"""
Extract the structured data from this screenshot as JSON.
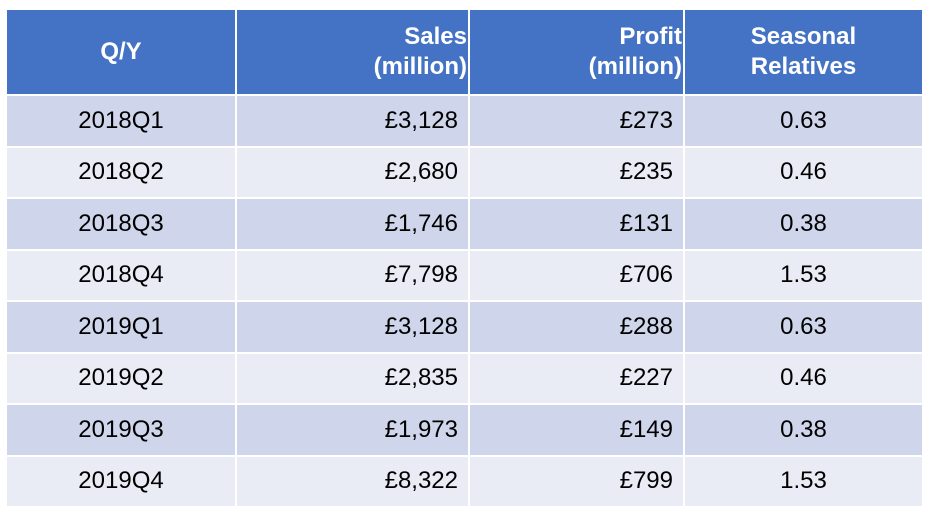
{
  "table": {
    "header": [
      "Q/Y",
      "Sales\n(million)",
      "Profit\n(million)",
      "Seasonal\nRelatives"
    ],
    "rows": [
      [
        "2018Q1",
        "£3,128",
        "£273",
        "0.63"
      ],
      [
        "2018Q2",
        "£2,680",
        "£235",
        "0.46"
      ],
      [
        "2018Q3",
        "£1,746",
        "£131",
        "0.38"
      ],
      [
        "2018Q4",
        "£7,798",
        "£706",
        "1.53"
      ],
      [
        "2019Q1",
        "£3,128",
        "£288",
        "0.63"
      ],
      [
        "2019Q2",
        "£2,835",
        "£227",
        "0.46"
      ],
      [
        "2019Q3",
        "£1,973",
        "£149",
        "0.38"
      ],
      [
        "2019Q4",
        "£8,322",
        "£799",
        "1.53"
      ]
    ]
  }
}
"""
▸ Exercise brief
From the material above, reproduce everything verbatim except the pictures.

▸ Written answer
Extract the structured data from this screenshot as JSON.
{
  "table": {
    "header": [
      "Q/Y",
      "Sales\n(million)",
      "Profit\n(million)",
      "Seasonal\nRelatives"
    ],
    "rows": [
      [
        "2018Q1",
        "£3,128",
        "£273",
        "0.63"
      ],
      [
        "2018Q2",
        "£2,680",
        "£235",
        "0.46"
      ],
      [
        "2018Q3",
        "£1,746",
        "£131",
        "0.38"
      ],
      [
        "2018Q4",
        "£7,798",
        "£706",
        "1.53"
      ],
      [
        "2019Q1",
        "£3,128",
        "£288",
        "0.63"
      ],
      [
        "2019Q2",
        "£2,835",
        "£227",
        "0.46"
      ],
      [
        "2019Q3",
        "£1,973",
        "£149",
        "0.38"
      ],
      [
        "2019Q4",
        "£8,322",
        "£799",
        "1.53"
      ]
    ]
  }
}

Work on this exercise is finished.